=== Document section ===
The possibility of adding SVG support via a "svglib.c" extension

Added by Paul almost 5 years ago

This is mostly notes from a discussion with Christoph Moder who had hacked parts of gmt_plot.c and pslib.c to write svg instead of PostScript.

svg is vector graphics like PS, but made for the web (PS is for print). svg is an open specification and there are tools (e.g., the free inkscape) that can read and write svg and let you edit (similar to the commercial Adobe Illustrator).
There are some unanswered questions:

  1. Are there on-to-one equivalent svg commands to all ps commands used in pslib?
  2. svg simplifies grouping of objects. is there an equivalent PS comment?
  3. Can pstoedit be used to convert PS to svg, thus bypassing this idea entirely?
=== Given entries ===
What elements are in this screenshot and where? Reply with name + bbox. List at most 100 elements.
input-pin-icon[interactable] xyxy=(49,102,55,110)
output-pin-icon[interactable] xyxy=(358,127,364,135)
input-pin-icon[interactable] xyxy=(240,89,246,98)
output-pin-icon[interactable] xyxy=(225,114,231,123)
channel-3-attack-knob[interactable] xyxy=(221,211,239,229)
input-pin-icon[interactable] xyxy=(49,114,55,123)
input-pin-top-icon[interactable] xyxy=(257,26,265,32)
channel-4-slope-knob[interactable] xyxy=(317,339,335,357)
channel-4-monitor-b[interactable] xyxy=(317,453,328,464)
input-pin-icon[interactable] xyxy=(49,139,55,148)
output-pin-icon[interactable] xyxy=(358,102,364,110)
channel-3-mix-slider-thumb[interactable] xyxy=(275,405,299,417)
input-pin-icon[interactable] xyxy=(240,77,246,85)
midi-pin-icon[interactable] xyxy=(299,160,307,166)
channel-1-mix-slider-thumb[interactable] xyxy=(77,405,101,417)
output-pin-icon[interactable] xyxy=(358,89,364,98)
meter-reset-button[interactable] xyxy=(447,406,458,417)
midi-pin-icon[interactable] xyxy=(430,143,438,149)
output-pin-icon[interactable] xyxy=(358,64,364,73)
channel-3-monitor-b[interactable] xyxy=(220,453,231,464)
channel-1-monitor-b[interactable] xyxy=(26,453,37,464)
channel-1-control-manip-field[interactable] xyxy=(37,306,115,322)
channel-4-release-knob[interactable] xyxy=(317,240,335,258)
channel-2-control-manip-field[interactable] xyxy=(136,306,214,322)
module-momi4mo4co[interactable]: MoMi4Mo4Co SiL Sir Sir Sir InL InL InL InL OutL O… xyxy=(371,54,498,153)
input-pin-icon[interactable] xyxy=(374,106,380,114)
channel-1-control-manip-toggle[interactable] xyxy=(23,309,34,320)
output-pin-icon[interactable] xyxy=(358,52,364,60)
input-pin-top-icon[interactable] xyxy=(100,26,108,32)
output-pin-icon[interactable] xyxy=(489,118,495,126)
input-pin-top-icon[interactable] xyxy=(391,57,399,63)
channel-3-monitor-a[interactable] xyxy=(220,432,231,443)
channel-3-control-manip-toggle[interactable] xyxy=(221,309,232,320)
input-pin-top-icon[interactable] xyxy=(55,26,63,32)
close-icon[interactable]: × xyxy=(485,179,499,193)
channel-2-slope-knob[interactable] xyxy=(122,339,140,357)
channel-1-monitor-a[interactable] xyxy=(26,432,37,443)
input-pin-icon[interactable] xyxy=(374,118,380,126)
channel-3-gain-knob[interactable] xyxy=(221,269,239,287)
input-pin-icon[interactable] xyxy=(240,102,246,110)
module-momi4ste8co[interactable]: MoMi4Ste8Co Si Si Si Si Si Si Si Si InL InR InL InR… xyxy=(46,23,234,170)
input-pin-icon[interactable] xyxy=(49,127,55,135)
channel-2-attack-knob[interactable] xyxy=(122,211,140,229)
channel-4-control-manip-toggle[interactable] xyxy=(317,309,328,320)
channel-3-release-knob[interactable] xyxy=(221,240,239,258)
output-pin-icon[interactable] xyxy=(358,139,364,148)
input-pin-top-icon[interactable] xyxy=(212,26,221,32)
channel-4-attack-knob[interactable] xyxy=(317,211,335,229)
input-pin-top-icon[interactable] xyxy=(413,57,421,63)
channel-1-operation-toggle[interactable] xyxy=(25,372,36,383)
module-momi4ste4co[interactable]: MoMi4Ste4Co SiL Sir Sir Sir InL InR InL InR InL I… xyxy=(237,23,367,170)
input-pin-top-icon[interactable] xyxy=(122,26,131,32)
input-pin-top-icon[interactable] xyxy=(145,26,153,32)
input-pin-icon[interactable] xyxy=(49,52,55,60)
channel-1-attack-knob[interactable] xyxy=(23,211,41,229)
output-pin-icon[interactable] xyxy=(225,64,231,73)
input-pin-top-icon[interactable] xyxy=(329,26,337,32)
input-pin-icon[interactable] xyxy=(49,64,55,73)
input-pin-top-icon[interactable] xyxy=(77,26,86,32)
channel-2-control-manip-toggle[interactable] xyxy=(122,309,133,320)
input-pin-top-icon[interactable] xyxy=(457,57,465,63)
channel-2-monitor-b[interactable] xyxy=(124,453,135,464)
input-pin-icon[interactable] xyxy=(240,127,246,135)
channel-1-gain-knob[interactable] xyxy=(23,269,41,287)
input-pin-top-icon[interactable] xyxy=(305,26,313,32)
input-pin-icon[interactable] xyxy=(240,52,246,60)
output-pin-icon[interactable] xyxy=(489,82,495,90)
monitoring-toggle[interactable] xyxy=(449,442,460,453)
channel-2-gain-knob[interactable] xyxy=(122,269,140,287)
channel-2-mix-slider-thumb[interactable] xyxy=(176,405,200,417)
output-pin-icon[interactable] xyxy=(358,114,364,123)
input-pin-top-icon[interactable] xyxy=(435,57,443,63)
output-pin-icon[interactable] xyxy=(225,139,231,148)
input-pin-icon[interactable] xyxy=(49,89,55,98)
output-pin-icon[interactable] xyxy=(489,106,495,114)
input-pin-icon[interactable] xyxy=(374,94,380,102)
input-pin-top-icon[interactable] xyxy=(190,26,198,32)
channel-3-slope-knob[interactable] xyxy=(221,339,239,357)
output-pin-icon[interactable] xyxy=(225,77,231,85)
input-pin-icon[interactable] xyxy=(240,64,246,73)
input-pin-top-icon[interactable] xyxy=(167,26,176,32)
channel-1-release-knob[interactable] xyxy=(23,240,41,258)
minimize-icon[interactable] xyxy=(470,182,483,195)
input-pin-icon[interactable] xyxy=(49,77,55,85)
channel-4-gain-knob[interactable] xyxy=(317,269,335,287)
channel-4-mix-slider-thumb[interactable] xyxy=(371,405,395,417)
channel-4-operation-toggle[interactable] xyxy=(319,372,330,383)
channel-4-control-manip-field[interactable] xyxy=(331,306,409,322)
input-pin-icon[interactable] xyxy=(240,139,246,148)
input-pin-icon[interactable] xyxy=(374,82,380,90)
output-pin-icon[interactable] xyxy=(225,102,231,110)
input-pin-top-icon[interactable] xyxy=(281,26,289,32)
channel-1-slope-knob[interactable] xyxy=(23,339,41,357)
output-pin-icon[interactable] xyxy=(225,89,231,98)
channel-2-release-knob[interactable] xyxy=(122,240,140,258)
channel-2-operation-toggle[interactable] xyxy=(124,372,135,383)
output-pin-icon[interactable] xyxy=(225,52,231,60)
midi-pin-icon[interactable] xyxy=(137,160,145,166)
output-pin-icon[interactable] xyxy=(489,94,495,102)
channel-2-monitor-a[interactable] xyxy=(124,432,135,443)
===
- **What the task asks**
List every file name ending in ".c" that appears in the SVG support notes. The entries after the text come from a separate source.

- **Response**
svglib.c, gmt_plot.c, pslib.c